What you need to do — Word for word, retype every entry in the listing.

--- START ---

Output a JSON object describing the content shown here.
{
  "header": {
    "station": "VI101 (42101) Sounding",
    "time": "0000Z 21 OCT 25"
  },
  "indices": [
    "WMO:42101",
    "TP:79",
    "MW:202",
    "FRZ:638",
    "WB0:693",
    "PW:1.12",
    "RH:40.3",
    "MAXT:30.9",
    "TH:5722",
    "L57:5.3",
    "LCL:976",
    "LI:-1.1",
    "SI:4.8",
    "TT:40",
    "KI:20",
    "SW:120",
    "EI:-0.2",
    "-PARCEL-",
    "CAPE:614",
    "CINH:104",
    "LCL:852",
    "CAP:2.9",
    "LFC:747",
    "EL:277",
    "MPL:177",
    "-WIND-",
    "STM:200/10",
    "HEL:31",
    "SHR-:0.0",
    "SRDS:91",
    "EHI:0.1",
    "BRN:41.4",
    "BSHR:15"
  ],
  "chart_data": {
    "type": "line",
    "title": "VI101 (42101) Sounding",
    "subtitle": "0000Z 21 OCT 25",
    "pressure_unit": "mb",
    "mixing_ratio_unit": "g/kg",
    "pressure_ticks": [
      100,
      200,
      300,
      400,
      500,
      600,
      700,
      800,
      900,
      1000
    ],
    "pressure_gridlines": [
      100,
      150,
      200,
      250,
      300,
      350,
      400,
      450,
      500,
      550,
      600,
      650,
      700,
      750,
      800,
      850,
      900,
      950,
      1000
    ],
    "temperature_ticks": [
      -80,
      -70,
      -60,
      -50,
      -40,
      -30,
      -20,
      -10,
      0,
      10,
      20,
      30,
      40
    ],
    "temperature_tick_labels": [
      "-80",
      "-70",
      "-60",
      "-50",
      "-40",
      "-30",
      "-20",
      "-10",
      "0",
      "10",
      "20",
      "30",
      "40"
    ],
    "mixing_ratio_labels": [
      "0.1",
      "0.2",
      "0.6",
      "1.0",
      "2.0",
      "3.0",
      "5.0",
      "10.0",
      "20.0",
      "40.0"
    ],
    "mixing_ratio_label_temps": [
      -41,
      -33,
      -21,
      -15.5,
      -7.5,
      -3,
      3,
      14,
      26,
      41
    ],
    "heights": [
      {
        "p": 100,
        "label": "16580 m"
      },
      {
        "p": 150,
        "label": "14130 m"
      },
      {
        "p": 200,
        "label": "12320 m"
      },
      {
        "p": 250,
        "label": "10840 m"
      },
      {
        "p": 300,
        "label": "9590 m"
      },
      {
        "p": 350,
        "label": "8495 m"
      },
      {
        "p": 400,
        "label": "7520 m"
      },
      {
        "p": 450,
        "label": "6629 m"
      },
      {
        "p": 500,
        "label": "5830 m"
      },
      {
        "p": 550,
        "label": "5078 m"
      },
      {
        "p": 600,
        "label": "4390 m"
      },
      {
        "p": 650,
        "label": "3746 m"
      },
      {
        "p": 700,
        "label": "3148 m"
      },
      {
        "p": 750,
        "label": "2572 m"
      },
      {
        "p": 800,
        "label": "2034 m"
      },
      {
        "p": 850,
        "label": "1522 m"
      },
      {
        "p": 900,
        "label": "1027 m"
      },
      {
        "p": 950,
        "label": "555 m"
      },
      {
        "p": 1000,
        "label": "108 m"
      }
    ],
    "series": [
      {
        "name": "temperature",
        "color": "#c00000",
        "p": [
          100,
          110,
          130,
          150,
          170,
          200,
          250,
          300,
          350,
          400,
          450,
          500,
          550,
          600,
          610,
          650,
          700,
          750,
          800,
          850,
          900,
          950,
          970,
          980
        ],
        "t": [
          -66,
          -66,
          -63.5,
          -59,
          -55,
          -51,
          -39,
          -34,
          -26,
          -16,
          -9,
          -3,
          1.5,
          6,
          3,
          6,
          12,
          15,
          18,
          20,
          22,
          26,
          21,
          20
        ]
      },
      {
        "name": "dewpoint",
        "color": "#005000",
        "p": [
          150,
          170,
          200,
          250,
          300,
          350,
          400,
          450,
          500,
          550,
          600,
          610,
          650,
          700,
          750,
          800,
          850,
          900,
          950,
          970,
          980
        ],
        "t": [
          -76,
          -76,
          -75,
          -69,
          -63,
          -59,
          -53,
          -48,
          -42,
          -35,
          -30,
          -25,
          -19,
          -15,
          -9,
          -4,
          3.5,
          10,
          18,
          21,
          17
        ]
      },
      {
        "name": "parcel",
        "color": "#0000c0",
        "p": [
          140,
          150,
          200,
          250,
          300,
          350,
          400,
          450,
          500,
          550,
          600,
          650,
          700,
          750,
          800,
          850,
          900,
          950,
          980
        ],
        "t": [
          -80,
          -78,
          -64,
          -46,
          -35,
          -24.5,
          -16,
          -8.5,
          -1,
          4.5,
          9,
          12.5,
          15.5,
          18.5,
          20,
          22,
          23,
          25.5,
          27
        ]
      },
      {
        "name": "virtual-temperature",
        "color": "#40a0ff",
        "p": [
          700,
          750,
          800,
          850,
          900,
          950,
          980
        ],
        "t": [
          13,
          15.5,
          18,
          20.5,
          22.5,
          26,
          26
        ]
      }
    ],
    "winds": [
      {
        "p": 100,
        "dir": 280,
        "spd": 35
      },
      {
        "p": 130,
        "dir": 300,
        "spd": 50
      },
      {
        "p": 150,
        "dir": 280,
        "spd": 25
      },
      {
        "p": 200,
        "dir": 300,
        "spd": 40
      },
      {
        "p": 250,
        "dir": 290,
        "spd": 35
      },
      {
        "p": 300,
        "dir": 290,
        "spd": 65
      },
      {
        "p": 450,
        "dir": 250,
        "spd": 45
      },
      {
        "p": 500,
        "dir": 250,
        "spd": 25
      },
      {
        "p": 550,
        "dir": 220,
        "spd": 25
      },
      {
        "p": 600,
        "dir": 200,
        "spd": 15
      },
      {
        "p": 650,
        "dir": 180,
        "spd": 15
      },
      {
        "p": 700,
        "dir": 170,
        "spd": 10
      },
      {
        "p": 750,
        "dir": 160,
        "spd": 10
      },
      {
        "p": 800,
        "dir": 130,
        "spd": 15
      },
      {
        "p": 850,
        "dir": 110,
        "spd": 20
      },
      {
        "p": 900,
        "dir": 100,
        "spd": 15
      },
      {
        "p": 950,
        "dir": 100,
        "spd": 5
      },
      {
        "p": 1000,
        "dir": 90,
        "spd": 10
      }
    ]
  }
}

--- END ---

Exercise output —
Output a JSON object describing the content shown here.
{
  "header": {
    "station": "VI101 (42101) Sounding",
    "time": "0000Z 21 OCT 25"
  },
  "indices": [
    "WMO:42101",
    "TP:79",
    "MW:202",
    "FRZ:638",
    "WB0:693",
    "PW:1.12",
    "RH:40.3",
    "MAXT:30.9",
    "TH:5722",
    "L57:5.3",
    "LCL:976",
    "LI:-1.1",
    "SI:4.8",
    "TT:40",
    "KI:20",
    "SW:120",
    "EI:-0.2",
    "-PARCEL-",
    "CAPE:614",
    "CINH:104",
    "LCL:852",
    "CAP:2.9",
    "LFC:747",
    "EL:277",
    "MPL:177",
    "-WIND-",
    "STM:200/10",
    "HEL:31",
    "SHR-:0.0",
    "SRDS:91",
    "EHI:0.1",
    "BRN:41.4",
    "BSHR:15"
  ],
  "chart_data": {
    "type": "line",
    "title": "VI101 (42101) Sounding",
    "subtitle": "0000Z 21 OCT 25",
    "pressure_unit": "mb",
    "mixing_ratio_unit": "g/kg",
    "pressure_ticks": [
      100,
      200,
      300,
      400,
      500,
      600,
      700,
      800,
      900,
      1000
    ],
    "pressure_gridlines": [
      100,
      150,
      200,
      250,
      300,
      350,
      400,
      450,
      500,
      550,
      600,
      650,
      700,
      750,
      800,
      850,
      900,
      950,
      1000
    ],
    "temperature_ticks": [
      -80,
      -70,
      -60,
      -50,
      -40,
      -30,
      -20,
      -10,
      0,
      10,
      20,
      30,
      40
    ],
    "temperature_tick_labels": [
      "-80",
      "-70",
      "-60",
      "-50",
      "-40",
      "-30",
      "-20",
      "-10",
      "0",
      "10",
      "20",
      "30",
      "40"
    ],
    "mixing_ratio_labels": [
      "0.1",
      "0.2",
      "0.6",
      "1.0",
      "2.0",
      "3.0",
      "5.0",
      "10.0",
      "20.0",
      "40.0"
    ],
    "mixing_ratio_label_temps": [
      -41,
      -33,
      -21,
      -15.5,
      -7.5,
      -3,
      3,
      14,
      26,
      41
    ],
    "heights": [
      {
        "p": 100,
        "label": "16580 m"
      },
      {
        "p": 150,
        "label": "14130 m"
      },
      {
        "p": 200,
        "label": "12320 m"
      },
      {
        "p": 250,
        "label": "10840 m"
      },
      {
        "p": 300,
        "label": "9590 m"
      },
      {
        "p": 350,
        "label": "8495 m"
      },
      {
        "p": 400,
        "label": "7520 m"
      },
      {
        "p": 450,
        "label": "6629 m"
      },
      {
        "p": 500,
        "label": "5830 m"
      },
      {
        "p": 550,
        "label": "5078 m"
      },
      {
        "p": 600,
        "label": "4390 m"
      },
      {
        "p": 650,
        "label": "3746 m"
      },
      {
        "p": 700,
        "label": "3148 m"
      },
      {
        "p": 750,
        "label": "2572 m"
      },
      {
        "p": 800,
        "label": "2034 m"
      },
      {
        "p": 850,
        "label": "1522 m"
      },
      {
        "p": 900,
        "label": "1027 m"
      },
      {
        "p": 950,
        "label": "555 m"
      },
      {
        "p": 1000,
        "label": "108 m"
      }
    ],
    "series": [
      {
        "name": "temperature",
        "color": "#c00000",
        "p": [
          100,
          110,
          130,
          150,
          170,
          200,
          250,
          300,
          350,
          400,
          450,
          500,
          550,
          600,
          610,
          650,
          700,
          750,
          800,
          850,
          900,
          950,
          970,
          980
        ],
        "t": [
          -66,
          -66,
          -63.5,
          -59,
          -55,
          -51,
          -39,
          -34,
          -26,
          -16,
          -9,
          -3,
          1.5,
          6,
          3,
          6,
          12,
          15,
          18,
          20,
          22,
          26,
          21,
          20
        ]
      },
      {
        "name": "dewpoint",
        "color": "#005000",
        "p": [
          150,
          170,
          200,
          250,
          300,
          350,
          400,
          450,
          500,
          550,
          600,
          610,
          650,
          700,
          750,
          800,
          850,
          900,
          950,
          970,
          980
        ],
        "t": [
          -76,
          -76,
          -75,
          -69,
          -63,
          -59,
          -53,
          -48,
          -42,
          -35,
          -30,
          -25,
          -19,
          -15,
          -9,
          -4,
          3.5,
          10,
          18,
          21,
          17
        ]
      },
      {
        "name": "parcel",
        "color": "#0000c0",
        "p": [
          140,
          150,
          200,
          250,
          300,
          350,
          400,
          450,
          500,
          550,
          600,
          650,
          700,
          750,
          800,
          850,
          900,
          950,
          980
        ],
        "t": [
          -80,
          -78,
          -64,
          -46,
          -35,
          -24.5,
          -16,
          -8.5,
          -1,
          4.5,
          9,
          12.5,
          15.5,
          18.5,
          20,
          22,
          23,
          25.5,
          27
        ]
      },
      {
        "name": "virtual-temperature",
        "color": "#40a0ff",
        "p": [
          700,
          750,
          800,
          850,
          900,
          950,
          980
        ],
        "t": [
          13,
          15.5,
          18,
          20.5,
          22.5,
          26,
          26
        ]
      }
    ],
    "winds": [
      {
        "p": 100,
        "dir": 280,
        "spd": 35
      },
      {
        "p": 130,
        "dir": 300,
        "spd": 50
      },
      {
        "p": 150,
        "dir": 280,
        "spd": 25
      },
      {
        "p": 200,
        "dir": 300,
        "spd": 40
      },
      {
        "p": 250,
        "dir": 290,
        "spd": 35
      },
      {
        "p": 300,
        "dir": 290,
        "spd": 65
      },
      {
        "p": 450,
        "dir": 250,
        "spd": 45
      },
      {
        "p": 500,
        "dir": 250,
        "spd": 25
      },
      {
        "p": 550,
        "dir": 220,
        "spd": 25
      },
      {
        "p": 600,
        "dir": 200,
        "spd": 15
      },
      {
        "p": 650,
        "dir": 180,
        "spd": 15
      },
      {
        "p": 700,
        "dir": 170,
        "spd": 10
      },
      {
        "p": 750,
        "dir": 160,
        "spd": 10
      },
      {
        "p": 800,
        "dir": 130,
        "spd": 15
      },
      {
        "p": 850,
        "dir": 110,
        "spd": 20
      },
      {
        "p": 900,
        "dir": 100,
        "spd": 15
      },
      {
        "p": 950,
        "dir": 100,
        "spd": 5
      },
      {
        "p": 1000,
        "dir": 90,
        "spd": 10
      }
    ]
  }
}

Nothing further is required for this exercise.